RECORDS SUPPLIED:
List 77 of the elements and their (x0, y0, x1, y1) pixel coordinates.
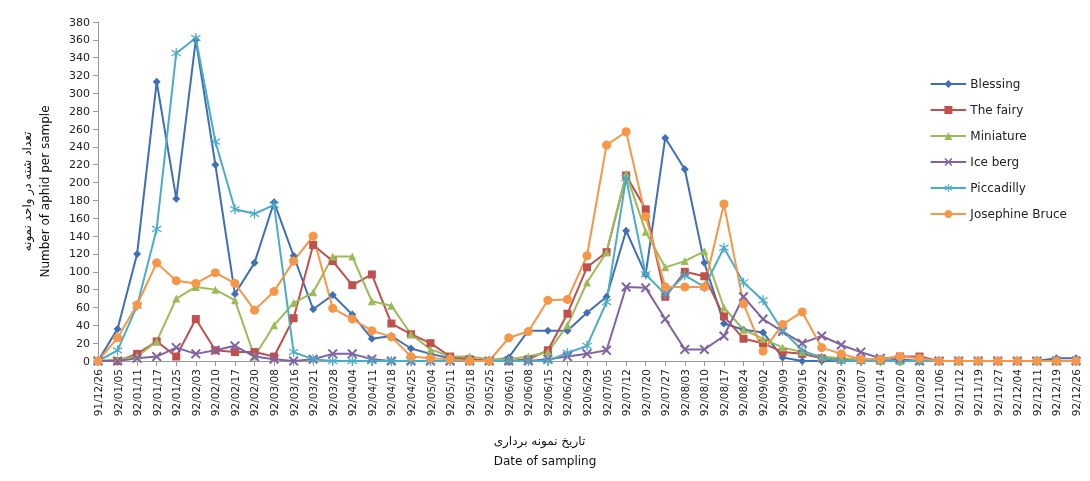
x-tick-label: 92/06/22 (561, 369, 574, 417)
x-tick-label: 92/12/19 (1050, 369, 1063, 417)
x-tick-label: 92/08/24 (737, 368, 750, 417)
x-tick-label: 920/9/09 (776, 369, 789, 417)
y-tick-label: 80 (76, 283, 90, 297)
x-tick-label: 92/08/10 (698, 369, 711, 417)
y-tick-label: 0 (83, 354, 90, 368)
y-tick-label: 280 (69, 104, 90, 118)
y-tick-label: 140 (69, 229, 90, 243)
x-tick-label: 92/01/25 (170, 369, 183, 417)
x-tick-label: 92/12/26 (1070, 368, 1082, 417)
legend-label: The fairy (969, 103, 1024, 117)
x-tick-label: 92/09/29 (835, 369, 848, 417)
legend-label: Ice berg (970, 155, 1020, 169)
legend-label: Piccadilly (970, 181, 1026, 195)
x-tick-label: 92/03/08 (268, 369, 281, 417)
y-tick-label: 200 (69, 176, 90, 190)
x-tick-label: 92/02/03 (189, 369, 202, 417)
x-tick-label: 92/09/22 (815, 369, 828, 417)
y-tick-label: 120 (69, 247, 90, 261)
x-tick-label: 91/12/26 (92, 368, 104, 417)
x-tick-label: 92/01/11 (131, 369, 144, 417)
y-tick-label: 380 (69, 15, 90, 29)
x-tick-label: 92/04/11 (365, 369, 378, 417)
x-tick-label: 92/10/07 (854, 369, 867, 417)
x-tick-label: 92/02/17 (228, 369, 241, 417)
x-tick-label: 92/05/18 (463, 369, 476, 417)
y-tick-label: 220 (69, 158, 90, 172)
x-tick-label: 92/05/11 (444, 369, 457, 417)
x-tick-label: 92/04/18 (385, 369, 398, 417)
x-tick-label: 92/03/28 (326, 369, 339, 417)
x-tick-label: 92/10/20 (893, 369, 906, 417)
x-tick-label: 92/10/28 (913, 369, 926, 417)
x-tick-label: 92/07/27 (659, 369, 672, 417)
x-tick-label: 92/12/04 (1011, 368, 1024, 417)
x-tick-label: 92/01/05 (111, 369, 124, 417)
x-tick-label: 92/04/04 (346, 368, 359, 417)
x-tick-label: 92/03/16 (287, 368, 300, 417)
x-tick-label: 92/10/14 (874, 368, 887, 417)
y-tick-label: 260 (69, 122, 90, 136)
legend-label: Miniature (970, 129, 1027, 143)
x-tick-label: 92/07/12 (620, 369, 633, 417)
y-tick-label: 340 (69, 51, 90, 65)
x-tick-label: 92/05/04 (424, 368, 437, 417)
x-tick-label: 92/11/12 (952, 369, 965, 417)
legend-label: Blessing (970, 77, 1021, 91)
x-tick-label: 92/08/03 (678, 369, 691, 417)
legend-label: Josephine Bruce (969, 207, 1068, 221)
y-tick-label: 320 (69, 69, 90, 83)
x-tick-label: 92/08/17 (717, 369, 730, 417)
x-tick-label: 920/6/29 (581, 369, 593, 417)
x-tick-label: 92/06/15 (541, 369, 554, 417)
y-tick-label: 100 (69, 265, 90, 279)
y-tick-label: 360 (69, 33, 90, 47)
x-tick-label: 92/09/16 (796, 368, 809, 417)
y-tick-label: 300 (69, 86, 90, 100)
x-tick-label: 92/11/27 (991, 369, 1004, 417)
x-tick-label: 92/06/08 (522, 369, 535, 417)
x-tick-label: 92/07/05 (600, 369, 613, 417)
y-tick-label: 240 (69, 140, 90, 154)
x-tick-label: 92/01/17 (150, 369, 163, 417)
y-tick-label: 60 (76, 300, 90, 314)
x-tick-label: 92/12/11 (1030, 369, 1043, 417)
x-tick-label: 92/11/06 (933, 368, 946, 417)
x-tick-label: 92/04/25 (404, 369, 417, 417)
y-tick-label: 160 (69, 211, 90, 225)
x-tick-label: 92/11/19 (972, 369, 985, 417)
x-tick-label: 92/06/01 (502, 369, 515, 417)
y-tick-label: 40 (76, 318, 90, 332)
x-tick-label: 92/02/30 (248, 369, 261, 417)
y-tick-label: 180 (69, 193, 90, 207)
x-tick-label: 92/09/02 (757, 369, 770, 417)
x-tick-label: 92/07/20 (639, 369, 652, 417)
x-tick-label: 92/03/21 (307, 369, 320, 417)
x-tick-label: 92/02/10 (209, 369, 222, 417)
y-tick-label: 20 (76, 336, 90, 350)
x-tick-label: 92/05/25 (483, 369, 496, 417)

DIRECTION: Copy every line of the entries above without changing a character, and leave out the picture.

COMPLETED TASK:
List 77 of the elements and their (x0, y0, x1, y1) pixel coordinates.
x-tick-label: 92/06/22 (561, 369, 574, 417)
x-tick-label: 92/12/19 (1050, 369, 1063, 417)
x-tick-label: 92/08/24 (737, 368, 750, 417)
x-tick-label: 920/9/09 (776, 369, 789, 417)
y-tick-label: 80 (76, 283, 90, 297)
x-tick-label: 92/08/10 (698, 369, 711, 417)
y-tick-label: 0 (83, 354, 90, 368)
y-tick-label: 280 (69, 104, 90, 118)
y-tick-label: 140 (69, 229, 90, 243)
x-tick-label: 92/01/25 (170, 369, 183, 417)
x-tick-label: 92/12/26 (1070, 368, 1082, 417)
legend-label: The fairy (969, 103, 1024, 117)
x-tick-label: 92/09/29 (835, 369, 848, 417)
legend-label: Ice berg (970, 155, 1020, 169)
legend-label: Piccadilly (970, 181, 1026, 195)
x-tick-label: 92/03/08 (268, 369, 281, 417)
y-tick-label: 200 (69, 176, 90, 190)
x-tick-label: 92/02/03 (189, 369, 202, 417)
x-tick-label: 92/09/22 (815, 369, 828, 417)
y-tick-label: 120 (69, 247, 90, 261)
x-tick-label: 91/12/26 (92, 368, 104, 417)
x-tick-label: 92/01/11 (131, 369, 144, 417)
y-tick-label: 380 (69, 15, 90, 29)
x-tick-label: 92/04/11 (365, 369, 378, 417)
x-tick-label: 92/10/07 (854, 369, 867, 417)
x-tick-label: 92/02/17 (228, 369, 241, 417)
x-tick-label: 92/05/18 (463, 369, 476, 417)
y-tick-label: 220 (69, 158, 90, 172)
x-tick-label: 92/05/11 (444, 369, 457, 417)
x-tick-label: 92/04/18 (385, 369, 398, 417)
x-tick-label: 92/03/28 (326, 369, 339, 417)
x-tick-label: 92/10/20 (893, 369, 906, 417)
x-tick-label: 92/10/28 (913, 369, 926, 417)
x-tick-label: 92/07/27 (659, 369, 672, 417)
x-tick-label: 92/12/04 (1011, 368, 1024, 417)
x-tick-label: 92/01/05 (111, 369, 124, 417)
x-tick-label: 92/04/04 (346, 368, 359, 417)
x-tick-label: 92/03/16 (287, 368, 300, 417)
x-tick-label: 92/10/14 (874, 368, 887, 417)
y-tick-label: 260 (69, 122, 90, 136)
legend-label: Miniature (970, 129, 1027, 143)
x-tick-label: 92/07/12 (620, 369, 633, 417)
y-tick-label: 340 (69, 51, 90, 65)
x-tick-label: 92/05/04 (424, 368, 437, 417)
x-tick-label: 92/11/12 (952, 369, 965, 417)
legend-label: Blessing (970, 77, 1021, 91)
x-tick-label: 92/08/03 (678, 369, 691, 417)
legend-label: Josephine Bruce (969, 207, 1068, 221)
y-tick-label: 320 (69, 69, 90, 83)
x-tick-label: 92/08/17 (717, 369, 730, 417)
x-tick-label: 920/6/29 (581, 369, 593, 417)
x-tick-label: 92/06/15 (541, 369, 554, 417)
y-tick-label: 100 (69, 265, 90, 279)
y-tick-label: 360 (69, 33, 90, 47)
x-tick-label: 92/09/16 (796, 368, 809, 417)
y-tick-label: 300 (69, 86, 90, 100)
x-tick-label: 92/11/27 (991, 369, 1004, 417)
x-tick-label: 92/06/08 (522, 369, 535, 417)
x-tick-label: 92/07/05 (600, 369, 613, 417)
y-tick-label: 240 (69, 140, 90, 154)
x-tick-label: 92/01/17 (150, 369, 163, 417)
y-tick-label: 60 (76, 300, 90, 314)
x-tick-label: 92/12/11 (1030, 369, 1043, 417)
x-tick-label: 92/11/06 (933, 368, 946, 417)
x-tick-label: 92/04/25 (404, 369, 417, 417)
y-tick-label: 160 (69, 211, 90, 225)
x-tick-label: 92/11/19 (972, 369, 985, 417)
x-tick-label: 92/06/01 (502, 369, 515, 417)
y-tick-label: 40 (76, 318, 90, 332)
x-tick-label: 92/02/30 (248, 369, 261, 417)
y-tick-label: 180 (69, 193, 90, 207)
x-tick-label: 92/09/02 (757, 369, 770, 417)
x-tick-label: 92/07/20 (639, 369, 652, 417)
x-tick-label: 92/03/21 (307, 369, 320, 417)
x-tick-label: 92/02/10 (209, 369, 222, 417)
y-tick-label: 20 (76, 336, 90, 350)
x-tick-label: 92/05/25 (483, 369, 496, 417)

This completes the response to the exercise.